**GESTELLTE AUFGABE A**
Können Sie aus der Rezension den Abschnitt abschreiben, der mit den Worten „Von Paul Ingendaay“ beginnt und mit „Privatesten und Kleinsten.“ endet?

________________

Frankfurter Allgemeine Zeitung - Rezension
Frankfurter Allgemeine Zeitung | Besprechung von 12.03.2009

Die Zahnfee der Revolution

Ignacio Martínez de Pisón erzählt eine Familiengeschichte, in der sich der ideologische Irrsinn des spanischen Jahrhunderts offenbart.

Von Paul Ingendaay

Ob Literatur ein Gradmesser dafür ist, was in der Gesellschaft vorgeht, weiß kein Mensch, vielleicht bildet sie ja nur die inneren Landschaften der Exzentriker ab. Doch wäre sie es, könnte der spanische Schriftsteller Ignacio Martínez de Pisón, Jahrgang 1960, uns womöglich zeigen, wie man in seinem Land in zwei oder drei Jahrzehnten denkt. Wenn alles gutgeht. Denn seine Romane und Sachbücher, die so zuverlässig die Konflikte einer zerrissenen Gesellschaft aufspüren - von Bürgerkrieg und Diktatur zu einer unabgeschlossenen Geschichtsbewältigung -, lassen das immer wieder nervtötende Rechts-links-Muster seiner Zeitgenossen hinter sich und sind schon längst beim nächsten Thema: wie es sich denn so lebt mit derart durcheinandergeratenem Gepäck - dort, wo es zählt, im Privatesten und Kleinsten.

Zwar rührt die Zeitgeschichte manchmal mit großem Löffel im Leben der Einzelnen herum, doch "Diktatur", "Ideologie", "Faschismus" oder "die Roten" sind nicht die Begriffe, in denen man die ganze Existenz wiedererkennen würde. Wichtig ist vielmehr, ob jemand (unter welchen Bedingungen auch immer) gelogen oder die Wahrheit gesagt hat. Ob er die Kraft zur Entschuldigung fand. Ob er die Milchzähne der Kleinen aufbewahrt oder nicht. Kurz, Martínez de Pisóns Thema ist der häusliche Kuddelmuddel, der immer übrigbleibt, wenn die Fernsehnachrichten abgeschaltet und die Geschichtsbücher zugeklappt sind.

________________

**GESTELLTE AUFGABE B**
Aktualisieren Sie die Auflistung vom Anfang bis einschließlich der Zeile mit „chevron-right-icon bbox=[113, 263, 120, 270]“, indem Sie „Users“ durch „Members“ ersetzen. Geben Sie nur diese Zeilen aus, sonst unverändert.

________________

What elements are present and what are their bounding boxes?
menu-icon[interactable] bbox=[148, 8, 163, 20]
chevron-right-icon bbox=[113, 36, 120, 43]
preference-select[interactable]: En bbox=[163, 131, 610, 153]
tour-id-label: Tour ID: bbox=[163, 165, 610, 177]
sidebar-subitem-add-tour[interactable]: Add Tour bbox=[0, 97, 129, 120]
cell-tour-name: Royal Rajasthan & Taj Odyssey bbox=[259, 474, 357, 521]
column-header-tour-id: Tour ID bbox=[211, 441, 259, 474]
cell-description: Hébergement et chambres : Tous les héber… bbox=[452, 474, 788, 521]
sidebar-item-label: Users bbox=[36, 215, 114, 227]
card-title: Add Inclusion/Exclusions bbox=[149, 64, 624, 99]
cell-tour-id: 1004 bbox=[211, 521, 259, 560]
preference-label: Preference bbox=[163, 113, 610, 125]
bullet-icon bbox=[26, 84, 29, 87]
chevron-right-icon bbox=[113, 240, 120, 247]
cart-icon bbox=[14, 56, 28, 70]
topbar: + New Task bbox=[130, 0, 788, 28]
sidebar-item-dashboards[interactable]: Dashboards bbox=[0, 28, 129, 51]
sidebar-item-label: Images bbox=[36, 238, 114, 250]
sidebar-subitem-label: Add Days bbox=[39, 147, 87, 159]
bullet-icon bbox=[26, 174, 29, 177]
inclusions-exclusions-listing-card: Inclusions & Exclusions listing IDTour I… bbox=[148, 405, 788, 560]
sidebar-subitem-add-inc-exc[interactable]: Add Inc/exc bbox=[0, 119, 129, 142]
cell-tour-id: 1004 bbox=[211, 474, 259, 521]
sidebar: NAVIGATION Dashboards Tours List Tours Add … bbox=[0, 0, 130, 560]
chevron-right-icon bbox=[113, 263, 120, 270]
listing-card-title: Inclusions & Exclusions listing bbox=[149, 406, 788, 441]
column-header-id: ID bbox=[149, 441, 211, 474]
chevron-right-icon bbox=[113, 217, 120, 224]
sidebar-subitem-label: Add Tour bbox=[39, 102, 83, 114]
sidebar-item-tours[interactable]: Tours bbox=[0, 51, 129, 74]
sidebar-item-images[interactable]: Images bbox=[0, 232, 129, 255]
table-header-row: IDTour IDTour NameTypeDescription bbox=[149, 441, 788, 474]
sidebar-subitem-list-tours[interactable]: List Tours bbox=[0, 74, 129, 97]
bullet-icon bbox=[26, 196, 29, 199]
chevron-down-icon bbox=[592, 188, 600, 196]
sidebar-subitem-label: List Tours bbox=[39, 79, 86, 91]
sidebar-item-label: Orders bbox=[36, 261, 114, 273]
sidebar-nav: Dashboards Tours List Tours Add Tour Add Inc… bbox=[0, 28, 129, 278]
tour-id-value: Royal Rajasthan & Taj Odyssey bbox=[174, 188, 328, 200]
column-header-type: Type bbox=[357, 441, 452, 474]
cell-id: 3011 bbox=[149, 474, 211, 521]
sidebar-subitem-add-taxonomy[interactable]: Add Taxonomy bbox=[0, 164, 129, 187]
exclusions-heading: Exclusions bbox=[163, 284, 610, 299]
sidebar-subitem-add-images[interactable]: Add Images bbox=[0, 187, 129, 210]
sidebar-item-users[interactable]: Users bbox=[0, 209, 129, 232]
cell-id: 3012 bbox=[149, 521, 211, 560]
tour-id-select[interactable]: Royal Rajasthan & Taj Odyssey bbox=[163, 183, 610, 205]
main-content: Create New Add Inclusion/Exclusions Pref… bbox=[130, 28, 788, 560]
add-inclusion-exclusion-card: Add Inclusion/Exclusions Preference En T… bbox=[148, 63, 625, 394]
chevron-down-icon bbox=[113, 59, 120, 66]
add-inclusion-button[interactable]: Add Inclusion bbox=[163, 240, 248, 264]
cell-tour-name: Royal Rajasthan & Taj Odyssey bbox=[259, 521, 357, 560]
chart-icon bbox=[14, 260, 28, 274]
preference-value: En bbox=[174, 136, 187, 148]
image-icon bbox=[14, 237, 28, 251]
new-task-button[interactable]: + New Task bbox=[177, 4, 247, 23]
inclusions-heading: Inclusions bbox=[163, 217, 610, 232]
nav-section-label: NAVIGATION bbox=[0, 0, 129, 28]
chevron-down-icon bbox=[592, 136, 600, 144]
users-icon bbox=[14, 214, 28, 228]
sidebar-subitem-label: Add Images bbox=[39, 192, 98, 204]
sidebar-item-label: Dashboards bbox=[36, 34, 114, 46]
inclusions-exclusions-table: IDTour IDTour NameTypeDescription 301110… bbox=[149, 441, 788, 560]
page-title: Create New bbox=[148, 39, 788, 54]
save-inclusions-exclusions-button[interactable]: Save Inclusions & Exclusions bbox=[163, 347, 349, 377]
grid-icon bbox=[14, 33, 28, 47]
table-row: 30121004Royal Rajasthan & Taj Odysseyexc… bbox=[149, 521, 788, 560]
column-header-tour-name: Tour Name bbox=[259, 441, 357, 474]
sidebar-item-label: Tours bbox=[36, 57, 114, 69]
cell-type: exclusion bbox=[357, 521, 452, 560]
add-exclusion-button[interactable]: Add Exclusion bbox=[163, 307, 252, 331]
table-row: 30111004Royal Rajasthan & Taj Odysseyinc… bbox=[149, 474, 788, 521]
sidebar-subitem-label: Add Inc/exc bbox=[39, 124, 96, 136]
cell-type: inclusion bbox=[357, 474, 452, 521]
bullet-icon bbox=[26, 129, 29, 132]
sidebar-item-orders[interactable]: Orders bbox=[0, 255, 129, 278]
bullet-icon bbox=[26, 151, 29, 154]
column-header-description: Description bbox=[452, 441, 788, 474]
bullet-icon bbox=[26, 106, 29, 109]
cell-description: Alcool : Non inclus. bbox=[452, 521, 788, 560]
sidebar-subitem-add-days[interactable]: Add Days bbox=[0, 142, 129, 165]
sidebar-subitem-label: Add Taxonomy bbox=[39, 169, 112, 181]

________________

**RICHTIGE LÖSUNG A**
Von Paul Ingendaay

Ob Literatur ein Gradmesser dafür ist, was in der Gesellschaft vorgeht, weiß kein Mensch, vielleicht bildet sie ja nur die inneren Landschaften der Exzentriker ab. Doch wäre sie es, könnte der spanische Schriftsteller Ignacio Martínez de Pisón, Jahrgang 1960, uns womöglich zeigen, wie man in seinem Land in zwei oder drei Jahrzehnten denkt. Wenn alles gutgeht. Denn seine Romane und Sachbücher, die so zuverlässig die Konflikte einer zerrissenen Gesellschaft aufspüren - von Bürgerkrieg und Diktatur zu einer unabgeschlossenen Geschichtsbewältigung -, lassen das immer wieder nervtötende Rechts-links-Muster seiner Zeitgenossen hinter sich und sind schon längst beim nächsten Thema: wie es sich denn so lebt mit derart durcheinandergeratenem Gepäck - dort, wo es zählt, im Privatesten und Kleinsten.

**RICHTIGE LÖSUNG B**
What elements are present and what are their bounding boxes?
menu-icon[interactable] bbox=[148, 8, 163, 20]
chevron-right-icon bbox=[113, 36, 120, 43]
preference-select[interactable]: En bbox=[163, 131, 610, 153]
tour-id-label: Tour ID: bbox=[163, 165, 610, 177]
sidebar-subitem-add-tour[interactable]: Add Tour bbox=[0, 97, 129, 120]
cell-tour-name: Royal Rajasthan & Taj Odyssey bbox=[259, 474, 357, 521]
column-header-tour-id: Tour ID bbox=[211, 441, 259, 474]
cell-description: Hébergement et chambres : Tous les héber… bbox=[452, 474, 788, 521]
sidebar-item-label: Members bbox=[36, 215, 114, 227]
card-title: Add Inclusion/Exclusions bbox=[149, 64, 624, 99]
cell-tour-id: 1004 bbox=[211, 521, 259, 560]
preference-label: Preference bbox=[163, 113, 610, 125]
bullet-icon bbox=[26, 84, 29, 87]
chevron-right-icon bbox=[113, 240, 120, 247]
cart-icon bbox=[14, 56, 28, 70]
topbar: + New Task bbox=[130, 0, 788, 28]
sidebar-item-dashboards[interactable]: Dashboards bbox=[0, 28, 129, 51]
sidebar-item-label: Images bbox=[36, 238, 114, 250]
sidebar-subitem-label: Add Days bbox=[39, 147, 87, 159]
bullet-icon bbox=[26, 174, 29, 177]
inclusions-exclusions-listing-card: Inclusions & Exclusions listing IDTour I… bbox=[148, 405, 788, 560]
sidebar-subitem-add-inc-exc[interactable]: Add Inc/exc bbox=[0, 119, 129, 142]
cell-tour-id: 1004 bbox=[211, 474, 259, 521]
sidebar: NAVIGATION Dashboards Tours List Tours Add … bbox=[0, 0, 130, 560]
chevron-right-icon bbox=[113, 263, 120, 270]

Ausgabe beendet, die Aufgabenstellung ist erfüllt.